• **Record excerpts**
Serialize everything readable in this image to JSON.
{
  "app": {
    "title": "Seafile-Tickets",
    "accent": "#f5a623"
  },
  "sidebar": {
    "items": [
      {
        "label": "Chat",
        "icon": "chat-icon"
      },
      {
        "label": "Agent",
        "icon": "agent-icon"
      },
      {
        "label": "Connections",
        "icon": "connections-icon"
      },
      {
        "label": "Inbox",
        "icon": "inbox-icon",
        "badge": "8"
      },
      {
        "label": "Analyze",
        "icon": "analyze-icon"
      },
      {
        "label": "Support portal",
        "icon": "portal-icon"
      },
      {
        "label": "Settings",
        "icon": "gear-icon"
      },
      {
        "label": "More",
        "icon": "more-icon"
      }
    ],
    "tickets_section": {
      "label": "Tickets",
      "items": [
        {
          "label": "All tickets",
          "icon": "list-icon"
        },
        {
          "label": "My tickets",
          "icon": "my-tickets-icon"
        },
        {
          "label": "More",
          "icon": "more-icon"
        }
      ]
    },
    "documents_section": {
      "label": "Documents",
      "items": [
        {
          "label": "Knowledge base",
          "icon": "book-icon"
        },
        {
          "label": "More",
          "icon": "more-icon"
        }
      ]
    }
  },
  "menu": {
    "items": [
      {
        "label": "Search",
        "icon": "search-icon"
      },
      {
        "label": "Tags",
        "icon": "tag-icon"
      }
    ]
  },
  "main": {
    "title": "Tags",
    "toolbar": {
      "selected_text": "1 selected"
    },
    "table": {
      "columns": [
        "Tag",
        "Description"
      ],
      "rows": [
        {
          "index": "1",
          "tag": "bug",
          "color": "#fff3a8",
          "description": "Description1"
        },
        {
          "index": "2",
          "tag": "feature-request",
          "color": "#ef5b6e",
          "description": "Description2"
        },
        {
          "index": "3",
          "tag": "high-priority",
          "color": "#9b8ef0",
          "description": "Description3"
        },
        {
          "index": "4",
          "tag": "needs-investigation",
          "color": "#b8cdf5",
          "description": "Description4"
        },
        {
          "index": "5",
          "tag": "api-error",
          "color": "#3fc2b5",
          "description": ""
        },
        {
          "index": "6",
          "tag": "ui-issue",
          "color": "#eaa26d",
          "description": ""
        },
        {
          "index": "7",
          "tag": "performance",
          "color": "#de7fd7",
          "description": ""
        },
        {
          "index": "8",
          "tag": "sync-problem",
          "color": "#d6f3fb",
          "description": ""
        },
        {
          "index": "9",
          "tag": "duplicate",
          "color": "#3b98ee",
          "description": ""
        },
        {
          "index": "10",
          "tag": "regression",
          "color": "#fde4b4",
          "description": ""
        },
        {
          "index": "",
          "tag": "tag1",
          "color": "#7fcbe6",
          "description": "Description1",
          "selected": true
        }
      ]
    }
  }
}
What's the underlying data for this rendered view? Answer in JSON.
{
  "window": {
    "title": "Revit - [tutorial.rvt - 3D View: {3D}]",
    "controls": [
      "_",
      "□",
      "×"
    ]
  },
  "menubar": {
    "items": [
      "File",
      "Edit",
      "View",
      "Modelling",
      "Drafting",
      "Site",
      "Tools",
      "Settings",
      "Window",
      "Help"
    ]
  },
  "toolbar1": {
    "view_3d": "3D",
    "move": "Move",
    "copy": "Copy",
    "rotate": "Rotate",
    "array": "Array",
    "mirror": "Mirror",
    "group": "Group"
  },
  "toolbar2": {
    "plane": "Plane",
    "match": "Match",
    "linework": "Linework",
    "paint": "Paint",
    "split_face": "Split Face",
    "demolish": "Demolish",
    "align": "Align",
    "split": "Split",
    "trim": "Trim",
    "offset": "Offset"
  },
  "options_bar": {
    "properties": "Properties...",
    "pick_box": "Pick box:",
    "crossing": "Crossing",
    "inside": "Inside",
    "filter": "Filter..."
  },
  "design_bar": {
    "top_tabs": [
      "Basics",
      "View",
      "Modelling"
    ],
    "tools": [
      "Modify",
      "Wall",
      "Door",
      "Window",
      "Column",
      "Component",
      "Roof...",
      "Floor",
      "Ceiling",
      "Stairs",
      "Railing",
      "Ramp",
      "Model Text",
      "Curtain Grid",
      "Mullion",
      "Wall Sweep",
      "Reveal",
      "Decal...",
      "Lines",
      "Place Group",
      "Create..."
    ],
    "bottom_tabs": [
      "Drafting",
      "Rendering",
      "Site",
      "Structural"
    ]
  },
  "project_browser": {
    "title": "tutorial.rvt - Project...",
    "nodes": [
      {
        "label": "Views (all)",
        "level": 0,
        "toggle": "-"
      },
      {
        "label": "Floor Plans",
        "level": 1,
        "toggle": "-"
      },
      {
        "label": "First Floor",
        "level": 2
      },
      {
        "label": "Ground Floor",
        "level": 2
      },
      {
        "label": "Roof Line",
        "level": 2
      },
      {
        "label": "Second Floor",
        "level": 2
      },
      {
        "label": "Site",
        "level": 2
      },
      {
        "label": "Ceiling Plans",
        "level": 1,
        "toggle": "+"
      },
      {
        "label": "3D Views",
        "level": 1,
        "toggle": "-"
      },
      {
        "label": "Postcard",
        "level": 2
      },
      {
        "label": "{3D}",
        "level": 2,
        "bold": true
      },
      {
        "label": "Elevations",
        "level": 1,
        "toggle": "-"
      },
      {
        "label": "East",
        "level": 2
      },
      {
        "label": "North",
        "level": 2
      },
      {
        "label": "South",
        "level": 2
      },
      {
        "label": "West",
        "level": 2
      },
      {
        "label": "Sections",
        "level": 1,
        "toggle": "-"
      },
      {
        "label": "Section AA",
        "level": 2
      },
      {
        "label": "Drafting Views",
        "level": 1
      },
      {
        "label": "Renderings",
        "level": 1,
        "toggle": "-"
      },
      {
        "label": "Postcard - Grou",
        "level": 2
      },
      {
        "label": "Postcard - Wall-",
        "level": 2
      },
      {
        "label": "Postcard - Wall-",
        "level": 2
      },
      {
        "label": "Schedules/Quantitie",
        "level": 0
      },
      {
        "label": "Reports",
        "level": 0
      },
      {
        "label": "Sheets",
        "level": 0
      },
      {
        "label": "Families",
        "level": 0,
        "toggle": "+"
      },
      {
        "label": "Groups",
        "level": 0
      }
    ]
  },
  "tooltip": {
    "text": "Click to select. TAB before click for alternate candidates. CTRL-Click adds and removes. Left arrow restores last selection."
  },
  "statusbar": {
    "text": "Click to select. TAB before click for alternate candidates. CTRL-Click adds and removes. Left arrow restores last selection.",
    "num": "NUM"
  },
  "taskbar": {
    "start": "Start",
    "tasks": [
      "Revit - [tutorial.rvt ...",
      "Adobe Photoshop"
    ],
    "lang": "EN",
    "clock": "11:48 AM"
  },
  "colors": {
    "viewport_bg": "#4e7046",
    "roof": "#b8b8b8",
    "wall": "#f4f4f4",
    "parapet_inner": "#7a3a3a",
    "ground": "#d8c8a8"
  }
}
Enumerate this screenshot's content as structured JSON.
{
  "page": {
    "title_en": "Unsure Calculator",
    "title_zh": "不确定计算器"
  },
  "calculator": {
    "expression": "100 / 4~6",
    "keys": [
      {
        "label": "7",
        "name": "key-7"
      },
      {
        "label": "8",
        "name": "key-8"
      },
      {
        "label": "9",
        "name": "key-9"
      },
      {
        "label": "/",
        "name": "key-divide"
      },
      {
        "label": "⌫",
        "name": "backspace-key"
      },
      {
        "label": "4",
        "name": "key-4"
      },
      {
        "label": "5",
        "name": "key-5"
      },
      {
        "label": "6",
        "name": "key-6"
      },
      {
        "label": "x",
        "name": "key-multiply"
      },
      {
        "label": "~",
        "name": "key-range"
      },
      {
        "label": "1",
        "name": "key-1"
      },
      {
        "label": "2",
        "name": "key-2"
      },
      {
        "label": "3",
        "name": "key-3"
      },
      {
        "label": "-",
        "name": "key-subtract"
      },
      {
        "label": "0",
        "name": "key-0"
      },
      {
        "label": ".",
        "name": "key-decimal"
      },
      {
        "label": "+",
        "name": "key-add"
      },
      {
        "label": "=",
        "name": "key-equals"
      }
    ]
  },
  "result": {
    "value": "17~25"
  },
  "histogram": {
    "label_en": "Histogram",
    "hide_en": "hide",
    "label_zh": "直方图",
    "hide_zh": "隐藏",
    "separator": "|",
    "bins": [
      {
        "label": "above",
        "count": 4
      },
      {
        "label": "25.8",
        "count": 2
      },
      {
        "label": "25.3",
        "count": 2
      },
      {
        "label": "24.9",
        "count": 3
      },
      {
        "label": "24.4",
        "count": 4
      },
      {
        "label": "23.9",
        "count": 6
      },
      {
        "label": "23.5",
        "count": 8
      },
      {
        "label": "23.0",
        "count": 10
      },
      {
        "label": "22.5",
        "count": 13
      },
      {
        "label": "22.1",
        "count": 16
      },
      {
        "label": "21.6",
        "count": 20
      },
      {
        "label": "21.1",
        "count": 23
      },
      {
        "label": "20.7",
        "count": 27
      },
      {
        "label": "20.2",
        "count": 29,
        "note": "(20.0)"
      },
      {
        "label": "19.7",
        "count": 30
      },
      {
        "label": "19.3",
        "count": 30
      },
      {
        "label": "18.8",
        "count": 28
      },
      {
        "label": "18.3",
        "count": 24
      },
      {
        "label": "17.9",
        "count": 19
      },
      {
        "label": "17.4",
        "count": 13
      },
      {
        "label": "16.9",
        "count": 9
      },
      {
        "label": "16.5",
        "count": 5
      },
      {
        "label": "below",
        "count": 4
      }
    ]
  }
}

• **Your goal**
What number of lines in the records contain the word "Postcard"? Answer with that number alone.

• **Response**
4